**Stated exercise**
Exactly repeat the full listing that follows.

** START Material supplied **

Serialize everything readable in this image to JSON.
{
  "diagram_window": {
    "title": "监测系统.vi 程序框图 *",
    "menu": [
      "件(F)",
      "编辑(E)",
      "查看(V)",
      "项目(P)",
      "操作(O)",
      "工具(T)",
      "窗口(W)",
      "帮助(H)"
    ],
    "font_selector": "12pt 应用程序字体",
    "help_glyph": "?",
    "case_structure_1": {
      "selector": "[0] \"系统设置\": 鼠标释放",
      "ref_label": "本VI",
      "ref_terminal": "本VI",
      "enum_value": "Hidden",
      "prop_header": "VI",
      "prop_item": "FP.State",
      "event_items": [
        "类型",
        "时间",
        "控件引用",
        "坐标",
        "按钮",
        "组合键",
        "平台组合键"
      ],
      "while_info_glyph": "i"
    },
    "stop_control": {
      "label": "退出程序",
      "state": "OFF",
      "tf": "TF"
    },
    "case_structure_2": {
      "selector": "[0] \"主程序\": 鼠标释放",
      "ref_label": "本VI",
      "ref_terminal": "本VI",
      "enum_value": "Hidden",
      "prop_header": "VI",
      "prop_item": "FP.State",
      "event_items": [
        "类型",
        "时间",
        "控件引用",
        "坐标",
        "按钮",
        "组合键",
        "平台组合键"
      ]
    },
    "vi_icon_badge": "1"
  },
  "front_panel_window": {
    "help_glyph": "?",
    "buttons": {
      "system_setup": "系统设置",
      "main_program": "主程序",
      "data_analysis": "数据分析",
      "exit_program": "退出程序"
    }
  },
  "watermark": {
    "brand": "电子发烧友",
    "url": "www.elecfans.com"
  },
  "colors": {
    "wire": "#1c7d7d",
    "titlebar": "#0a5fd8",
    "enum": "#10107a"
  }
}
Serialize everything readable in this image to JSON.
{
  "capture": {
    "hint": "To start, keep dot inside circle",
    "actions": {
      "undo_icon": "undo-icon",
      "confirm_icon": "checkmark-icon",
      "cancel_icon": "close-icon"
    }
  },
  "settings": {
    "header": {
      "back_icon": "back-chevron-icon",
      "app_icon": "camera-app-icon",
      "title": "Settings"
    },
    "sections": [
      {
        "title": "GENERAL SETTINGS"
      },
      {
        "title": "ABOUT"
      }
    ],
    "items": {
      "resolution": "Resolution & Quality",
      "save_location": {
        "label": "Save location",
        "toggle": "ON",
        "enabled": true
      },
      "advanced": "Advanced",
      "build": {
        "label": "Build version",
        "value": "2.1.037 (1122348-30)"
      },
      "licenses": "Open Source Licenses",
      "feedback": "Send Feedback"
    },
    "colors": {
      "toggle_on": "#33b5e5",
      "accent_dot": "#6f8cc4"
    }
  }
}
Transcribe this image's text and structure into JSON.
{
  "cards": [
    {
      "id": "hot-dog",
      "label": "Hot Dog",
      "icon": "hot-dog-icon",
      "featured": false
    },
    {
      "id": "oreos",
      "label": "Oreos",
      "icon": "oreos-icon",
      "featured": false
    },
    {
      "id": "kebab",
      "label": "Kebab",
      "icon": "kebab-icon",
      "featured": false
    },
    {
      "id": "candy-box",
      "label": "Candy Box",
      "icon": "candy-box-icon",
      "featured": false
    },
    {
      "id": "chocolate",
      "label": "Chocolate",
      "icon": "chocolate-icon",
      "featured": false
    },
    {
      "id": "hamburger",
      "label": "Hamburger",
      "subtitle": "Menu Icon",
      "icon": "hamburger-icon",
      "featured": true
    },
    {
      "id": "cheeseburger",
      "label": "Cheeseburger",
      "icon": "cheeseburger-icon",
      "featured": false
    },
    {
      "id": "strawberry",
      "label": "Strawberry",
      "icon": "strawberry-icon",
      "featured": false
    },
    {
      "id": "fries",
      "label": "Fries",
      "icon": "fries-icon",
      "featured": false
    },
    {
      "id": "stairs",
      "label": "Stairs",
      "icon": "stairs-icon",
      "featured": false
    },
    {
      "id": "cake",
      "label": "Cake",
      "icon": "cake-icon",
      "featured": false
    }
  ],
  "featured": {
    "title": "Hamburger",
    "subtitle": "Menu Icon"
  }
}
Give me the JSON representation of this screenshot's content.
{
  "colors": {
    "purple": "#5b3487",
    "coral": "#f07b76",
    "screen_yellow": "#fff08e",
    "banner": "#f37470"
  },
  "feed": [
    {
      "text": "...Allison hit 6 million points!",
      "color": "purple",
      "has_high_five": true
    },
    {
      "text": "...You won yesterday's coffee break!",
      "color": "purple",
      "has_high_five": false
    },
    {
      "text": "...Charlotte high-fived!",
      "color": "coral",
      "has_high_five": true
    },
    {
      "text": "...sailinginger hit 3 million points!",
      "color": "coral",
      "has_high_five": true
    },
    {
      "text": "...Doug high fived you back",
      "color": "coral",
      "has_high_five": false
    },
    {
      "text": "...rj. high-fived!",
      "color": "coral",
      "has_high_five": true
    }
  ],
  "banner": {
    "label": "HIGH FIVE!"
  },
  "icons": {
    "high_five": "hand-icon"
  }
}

** END Material supplied **

**Solution for this task**
Serialize everything readable in this image to JSON.
{
  "diagram_window": {
    "title": "监测系统.vi 程序框图 *",
    "menu": [
      "件(F)",
      "编辑(E)",
      "查看(V)",
      "项目(P)",
      "操作(O)",
      "工具(T)",
      "窗口(W)",
      "帮助(H)"
    ],
    "font_selector": "12pt 应用程序字体",
    "help_glyph": "?",
    "case_structure_1": {
      "selector": "[0] \"系统设置\": 鼠标释放",
      "ref_label": "本VI",
      "ref_terminal": "本VI",
      "enum_value": "Hidden",
      "prop_header": "VI",
      "prop_item": "FP.State",
      "event_items": [
        "类型",
        "时间",
        "控件引用",
        "坐标",
        "按钮",
        "组合键",
        "平台组合键"
      ],
      "while_info_glyph": "i"
    },
    "stop_control": {
      "label": "退出程序",
      "state": "OFF",
      "tf": "TF"
    },
    "case_structure_2": {
      "selector": "[0] \"主程序\": 鼠标释放",
      "ref_label": "本VI",
      "ref_terminal": "本VI",
      "enum_value": "Hidden",
      "prop_header": "VI",
      "prop_item": "FP.State",
      "event_items": [
        "类型",
        "时间",
        "控件引用",
        "坐标",
        "按钮",
        "组合键",
        "平台组合键"
      ]
    },
    "vi_icon_badge": "1"
  },
  "front_panel_window": {
    "help_glyph": "?",
    "buttons": {
      "system_setup": "系统设置",
      "main_program": "主程序",
      "data_analysis": "数据分析",
      "exit_program": "退出程序"
    }
  },
  "watermark": {
    "brand": "电子发烧友",
    "url": "www.elecfans.com"
  },
  "colors": {
    "wire": "#1c7d7d",
    "titlebar": "#0a5fd8",
    "enum": "#10107a"
  }
}
Serialize everything readable in this image to JSON.
{
  "capture": {
    "hint": "To start, keep dot inside circle",
    "actions": {
      "undo_icon": "undo-icon",
      "confirm_icon": "checkmark-icon",
      "cancel_icon": "close-icon"
    }
  },
  "settings": {
    "header": {
      "back_icon": "back-chevron-icon",
      "app_icon": "camera-app-icon",
      "title": "Settings"
    },
    "sections": [
      {
        "title": "GENERAL SETTINGS"
      },
      {
        "title": "ABOUT"
      }
    ],
    "items": {
      "resolution": "Resolution & Quality",
      "save_location": {
        "label": "Save location",
        "toggle": "ON",
        "enabled": true
      },
      "advanced": "Advanced",
      "build": {
        "label": "Build version",
        "value": "2.1.037 (1122348-30)"
      },
      "licenses": "Open Source Licenses",
      "feedback": "Send Feedback"
    },
    "colors": {
      "toggle_on": "#33b5e5",
      "accent_dot": "#6f8cc4"
    }
  }
}
Transcribe this image's text and structure into JSON.
{
  "cards": [
    {
      "id": "hot-dog",
      "label": "Hot Dog",
      "icon": "hot-dog-icon",
      "featured": false
    },
    {
      "id": "oreos",
      "label": "Oreos",
      "icon": "oreos-icon",
      "featured": false
    },
    {
      "id": "kebab",
      "label": "Kebab",
      "icon": "kebab-icon",
      "featured": false
    },
    {
      "id": "candy-box",
      "label": "Candy Box",
      "icon": "candy-box-icon",
      "featured": false
    },
    {
      "id": "chocolate",
      "label": "Chocolate",
      "icon": "chocolate-icon",
      "featured": false
    },
    {
      "id": "hamburger",
      "label": "Hamburger",
      "subtitle": "Menu Icon",
      "icon": "hamburger-icon",
      "featured": true
    },
    {
      "id": "cheeseburger",
      "label": "Cheeseburger",
      "icon": "cheeseburger-icon",
      "featured": false
    },
    {
      "id": "strawberry",
      "label": "Strawberry",
      "icon": "strawberry-icon",
      "featured": false
    },
    {
      "id": "fries",
      "label": "Fries",
      "icon": "fries-icon",
      "featured": false
    },
    {
      "id": "stairs",
      "label": "Stairs",
      "icon": "stairs-icon",
      "featured": false
    },
    {
      "id": "cake",
      "label": "Cake",
      "icon": "cake-icon",
      "featured": false
    }
  ],
  "featured": {
    "title": "Hamburger",
    "subtitle": "Menu Icon"
  }
}
Give me the JSON representation of this screenshot's content.
{
  "colors": {
    "purple": "#5b3487",
    "coral": "#f07b76",
    "screen_yellow": "#fff08e",
    "banner": "#f37470"
  },
  "feed": [
    {
      "text": "...Allison hit 6 million points!",
      "color": "purple",
      "has_high_five": true
    },
    {
      "text": "...You won yesterday's coffee break!",
      "color": "purple",
      "has_high_five": false
    },
    {
      "text": "...Charlotte high-fived!",
      "color": "coral",
      "has_high_five": true
    },
    {
      "text": "...sailinginger hit 3 million points!",
      "color": "coral",
      "has_high_five": true
    },
    {
      "text": "...Doug high fived you back",
      "color": "coral",
      "has_high_five": false
    },
    {
      "text": "...rj. high-fived!",
      "color": "coral",
      "has_high_five": true
    }
  ],
  "banner": {
    "label": "HIGH FIVE!"
  },
  "icons": {
    "high_five": "hand-icon"
  }
}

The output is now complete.